Identify the lines that contain the word "Windows", then copy them.

┌─ EXERCISE DATA

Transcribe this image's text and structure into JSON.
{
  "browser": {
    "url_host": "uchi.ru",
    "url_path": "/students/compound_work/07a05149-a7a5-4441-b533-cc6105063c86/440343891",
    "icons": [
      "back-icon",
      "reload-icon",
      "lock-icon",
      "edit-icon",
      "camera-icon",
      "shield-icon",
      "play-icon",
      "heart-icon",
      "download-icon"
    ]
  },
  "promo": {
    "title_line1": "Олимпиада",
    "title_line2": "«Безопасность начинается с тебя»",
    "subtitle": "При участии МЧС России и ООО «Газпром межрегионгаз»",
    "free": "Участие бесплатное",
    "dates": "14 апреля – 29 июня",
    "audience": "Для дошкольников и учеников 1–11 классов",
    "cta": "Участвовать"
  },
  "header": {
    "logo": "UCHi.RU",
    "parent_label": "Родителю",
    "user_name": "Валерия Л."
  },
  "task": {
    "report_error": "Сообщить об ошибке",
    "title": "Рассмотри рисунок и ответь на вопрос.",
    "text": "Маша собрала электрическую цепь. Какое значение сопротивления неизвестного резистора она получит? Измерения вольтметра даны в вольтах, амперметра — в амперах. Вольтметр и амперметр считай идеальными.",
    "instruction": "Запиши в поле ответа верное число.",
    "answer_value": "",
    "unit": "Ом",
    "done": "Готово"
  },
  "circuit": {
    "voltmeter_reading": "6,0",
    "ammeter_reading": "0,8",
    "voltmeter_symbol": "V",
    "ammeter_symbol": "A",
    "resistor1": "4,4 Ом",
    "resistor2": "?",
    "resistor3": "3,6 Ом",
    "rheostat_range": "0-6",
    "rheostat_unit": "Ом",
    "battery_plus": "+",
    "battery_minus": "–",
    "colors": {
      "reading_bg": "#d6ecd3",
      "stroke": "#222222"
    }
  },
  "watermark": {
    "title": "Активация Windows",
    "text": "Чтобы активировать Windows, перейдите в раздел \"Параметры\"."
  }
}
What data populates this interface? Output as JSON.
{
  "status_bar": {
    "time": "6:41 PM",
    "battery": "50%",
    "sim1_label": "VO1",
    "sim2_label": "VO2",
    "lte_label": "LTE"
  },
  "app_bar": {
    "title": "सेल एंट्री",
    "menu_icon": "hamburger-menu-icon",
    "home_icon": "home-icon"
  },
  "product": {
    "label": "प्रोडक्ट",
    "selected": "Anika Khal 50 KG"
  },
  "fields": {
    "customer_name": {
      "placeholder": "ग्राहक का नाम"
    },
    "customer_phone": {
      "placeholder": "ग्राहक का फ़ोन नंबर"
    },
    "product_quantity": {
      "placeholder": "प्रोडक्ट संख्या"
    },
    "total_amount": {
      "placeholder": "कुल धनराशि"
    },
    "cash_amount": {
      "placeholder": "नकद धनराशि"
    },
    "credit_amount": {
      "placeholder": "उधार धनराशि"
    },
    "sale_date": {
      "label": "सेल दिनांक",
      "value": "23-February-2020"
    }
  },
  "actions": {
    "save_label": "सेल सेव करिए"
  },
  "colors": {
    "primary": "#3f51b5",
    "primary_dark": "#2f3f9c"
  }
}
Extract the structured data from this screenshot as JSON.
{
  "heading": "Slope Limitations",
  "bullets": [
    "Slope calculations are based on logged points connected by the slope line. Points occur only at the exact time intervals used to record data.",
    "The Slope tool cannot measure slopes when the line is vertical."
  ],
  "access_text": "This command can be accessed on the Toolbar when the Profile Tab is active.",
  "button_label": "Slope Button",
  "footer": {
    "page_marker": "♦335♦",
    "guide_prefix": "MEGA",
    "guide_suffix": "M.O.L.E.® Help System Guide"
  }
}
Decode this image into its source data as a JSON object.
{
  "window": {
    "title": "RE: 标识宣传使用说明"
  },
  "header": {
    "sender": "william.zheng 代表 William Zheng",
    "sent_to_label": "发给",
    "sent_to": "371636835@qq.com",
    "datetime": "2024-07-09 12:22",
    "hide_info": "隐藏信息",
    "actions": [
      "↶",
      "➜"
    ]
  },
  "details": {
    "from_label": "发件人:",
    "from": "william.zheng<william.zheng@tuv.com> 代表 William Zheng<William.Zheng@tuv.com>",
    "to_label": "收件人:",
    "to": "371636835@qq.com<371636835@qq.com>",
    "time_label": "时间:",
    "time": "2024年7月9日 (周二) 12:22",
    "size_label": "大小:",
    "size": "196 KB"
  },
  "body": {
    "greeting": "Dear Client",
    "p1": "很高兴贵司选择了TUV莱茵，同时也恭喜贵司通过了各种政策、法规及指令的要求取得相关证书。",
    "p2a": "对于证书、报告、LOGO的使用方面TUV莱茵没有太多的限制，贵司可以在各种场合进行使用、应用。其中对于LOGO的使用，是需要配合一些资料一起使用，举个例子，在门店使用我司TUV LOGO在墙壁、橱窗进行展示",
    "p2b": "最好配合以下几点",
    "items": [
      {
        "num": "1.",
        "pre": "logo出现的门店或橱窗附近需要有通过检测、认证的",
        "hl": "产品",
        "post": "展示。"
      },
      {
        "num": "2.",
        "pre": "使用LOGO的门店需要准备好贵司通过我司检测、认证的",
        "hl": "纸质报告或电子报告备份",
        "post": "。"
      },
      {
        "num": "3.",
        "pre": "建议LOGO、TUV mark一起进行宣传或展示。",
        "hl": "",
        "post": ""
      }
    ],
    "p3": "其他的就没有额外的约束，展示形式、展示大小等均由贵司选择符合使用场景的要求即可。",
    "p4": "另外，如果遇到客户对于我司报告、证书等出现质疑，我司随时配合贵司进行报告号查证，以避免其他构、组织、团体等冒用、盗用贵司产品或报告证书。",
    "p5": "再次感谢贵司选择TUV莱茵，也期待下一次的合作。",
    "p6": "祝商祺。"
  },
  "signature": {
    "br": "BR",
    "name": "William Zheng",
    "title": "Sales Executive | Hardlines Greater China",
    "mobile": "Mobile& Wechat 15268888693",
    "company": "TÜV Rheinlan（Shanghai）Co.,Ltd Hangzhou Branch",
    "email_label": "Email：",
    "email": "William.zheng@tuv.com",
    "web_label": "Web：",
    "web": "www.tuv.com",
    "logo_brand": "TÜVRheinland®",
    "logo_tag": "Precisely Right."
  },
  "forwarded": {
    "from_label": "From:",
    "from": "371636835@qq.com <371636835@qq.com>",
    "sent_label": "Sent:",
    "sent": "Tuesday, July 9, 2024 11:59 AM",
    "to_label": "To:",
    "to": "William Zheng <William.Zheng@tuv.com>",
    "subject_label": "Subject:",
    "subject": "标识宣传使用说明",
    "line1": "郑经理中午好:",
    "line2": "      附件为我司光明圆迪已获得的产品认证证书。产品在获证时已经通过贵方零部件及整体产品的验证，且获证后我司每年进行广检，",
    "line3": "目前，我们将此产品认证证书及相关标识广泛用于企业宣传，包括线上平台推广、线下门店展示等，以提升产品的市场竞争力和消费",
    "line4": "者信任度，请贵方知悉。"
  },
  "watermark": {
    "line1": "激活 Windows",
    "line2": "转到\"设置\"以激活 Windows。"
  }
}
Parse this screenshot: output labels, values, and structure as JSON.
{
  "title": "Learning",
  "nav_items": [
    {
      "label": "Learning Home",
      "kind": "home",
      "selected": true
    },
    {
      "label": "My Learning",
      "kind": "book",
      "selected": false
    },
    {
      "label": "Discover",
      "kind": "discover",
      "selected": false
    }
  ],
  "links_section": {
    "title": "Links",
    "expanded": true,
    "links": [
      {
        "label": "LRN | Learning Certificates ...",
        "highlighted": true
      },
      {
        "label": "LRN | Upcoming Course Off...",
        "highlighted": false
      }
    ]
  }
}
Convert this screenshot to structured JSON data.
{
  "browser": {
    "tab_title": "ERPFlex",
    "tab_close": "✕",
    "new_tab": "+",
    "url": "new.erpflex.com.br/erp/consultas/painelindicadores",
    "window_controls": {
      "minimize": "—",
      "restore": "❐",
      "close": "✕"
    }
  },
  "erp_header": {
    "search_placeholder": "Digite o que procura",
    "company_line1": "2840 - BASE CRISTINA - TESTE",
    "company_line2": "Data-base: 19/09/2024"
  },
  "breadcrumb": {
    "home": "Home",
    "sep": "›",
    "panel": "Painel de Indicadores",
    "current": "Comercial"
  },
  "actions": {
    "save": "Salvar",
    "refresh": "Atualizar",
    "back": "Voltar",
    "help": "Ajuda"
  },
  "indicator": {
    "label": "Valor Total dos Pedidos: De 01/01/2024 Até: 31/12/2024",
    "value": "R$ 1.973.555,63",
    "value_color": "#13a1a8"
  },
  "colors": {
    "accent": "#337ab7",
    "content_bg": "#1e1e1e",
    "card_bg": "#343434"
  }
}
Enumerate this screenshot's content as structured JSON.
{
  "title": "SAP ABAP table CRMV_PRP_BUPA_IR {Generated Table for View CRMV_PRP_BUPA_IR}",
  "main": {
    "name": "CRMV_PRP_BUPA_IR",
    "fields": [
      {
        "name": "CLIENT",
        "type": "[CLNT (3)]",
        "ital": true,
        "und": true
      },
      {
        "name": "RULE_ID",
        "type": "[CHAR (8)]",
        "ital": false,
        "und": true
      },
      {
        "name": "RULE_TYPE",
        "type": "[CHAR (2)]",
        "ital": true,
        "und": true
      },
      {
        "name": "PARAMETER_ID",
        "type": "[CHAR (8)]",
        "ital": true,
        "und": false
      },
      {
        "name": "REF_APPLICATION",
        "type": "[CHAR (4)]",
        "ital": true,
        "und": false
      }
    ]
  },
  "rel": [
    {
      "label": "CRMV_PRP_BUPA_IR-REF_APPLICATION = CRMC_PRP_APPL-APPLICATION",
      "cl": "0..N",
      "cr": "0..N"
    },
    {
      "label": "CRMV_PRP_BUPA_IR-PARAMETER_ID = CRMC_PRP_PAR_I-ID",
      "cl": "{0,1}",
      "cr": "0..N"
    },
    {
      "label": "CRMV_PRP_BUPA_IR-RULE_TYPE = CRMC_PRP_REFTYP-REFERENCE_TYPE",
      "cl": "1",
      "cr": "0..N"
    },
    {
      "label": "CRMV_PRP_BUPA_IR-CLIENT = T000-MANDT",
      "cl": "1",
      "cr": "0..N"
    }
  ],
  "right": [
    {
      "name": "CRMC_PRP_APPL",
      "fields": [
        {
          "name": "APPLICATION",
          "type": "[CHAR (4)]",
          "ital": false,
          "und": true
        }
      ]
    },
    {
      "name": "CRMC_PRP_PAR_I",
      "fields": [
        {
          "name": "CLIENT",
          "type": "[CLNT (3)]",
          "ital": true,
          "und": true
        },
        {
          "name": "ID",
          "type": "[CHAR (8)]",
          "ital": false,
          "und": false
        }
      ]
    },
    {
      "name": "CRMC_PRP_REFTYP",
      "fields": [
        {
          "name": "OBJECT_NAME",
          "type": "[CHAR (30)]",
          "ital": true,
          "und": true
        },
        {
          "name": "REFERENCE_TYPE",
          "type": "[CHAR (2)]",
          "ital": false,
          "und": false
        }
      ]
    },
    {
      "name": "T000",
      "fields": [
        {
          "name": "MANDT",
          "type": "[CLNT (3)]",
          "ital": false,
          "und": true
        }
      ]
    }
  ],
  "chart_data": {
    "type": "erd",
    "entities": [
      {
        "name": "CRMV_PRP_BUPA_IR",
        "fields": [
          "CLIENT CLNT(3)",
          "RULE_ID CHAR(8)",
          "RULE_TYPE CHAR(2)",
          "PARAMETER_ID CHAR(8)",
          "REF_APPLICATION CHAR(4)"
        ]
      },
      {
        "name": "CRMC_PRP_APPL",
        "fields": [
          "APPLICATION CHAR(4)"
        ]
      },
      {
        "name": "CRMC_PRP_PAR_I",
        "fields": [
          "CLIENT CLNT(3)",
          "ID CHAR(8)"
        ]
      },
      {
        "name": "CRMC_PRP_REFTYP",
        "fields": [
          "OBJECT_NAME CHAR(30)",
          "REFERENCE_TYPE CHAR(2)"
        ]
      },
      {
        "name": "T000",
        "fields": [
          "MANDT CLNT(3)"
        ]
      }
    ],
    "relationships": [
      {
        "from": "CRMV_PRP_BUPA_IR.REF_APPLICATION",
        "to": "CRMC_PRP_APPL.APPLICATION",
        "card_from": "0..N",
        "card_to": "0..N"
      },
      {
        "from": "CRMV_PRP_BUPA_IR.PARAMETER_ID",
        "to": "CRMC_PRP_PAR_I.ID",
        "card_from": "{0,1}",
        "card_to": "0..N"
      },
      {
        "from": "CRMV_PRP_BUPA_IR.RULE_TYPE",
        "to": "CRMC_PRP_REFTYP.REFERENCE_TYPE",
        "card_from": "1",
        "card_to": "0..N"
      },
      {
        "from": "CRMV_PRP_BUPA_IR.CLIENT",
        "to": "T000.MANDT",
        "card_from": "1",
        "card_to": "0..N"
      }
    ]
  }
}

└─

### SOLUTION TO THIS EXERCISE
    "title": "Активация Windows",
    "text": "Чтобы активировать Windows, перейдите в раздел \"Параметры\"."
    "line1": "激活 Windows",
    "line2": "转到\"设置\"以激活 Windows。"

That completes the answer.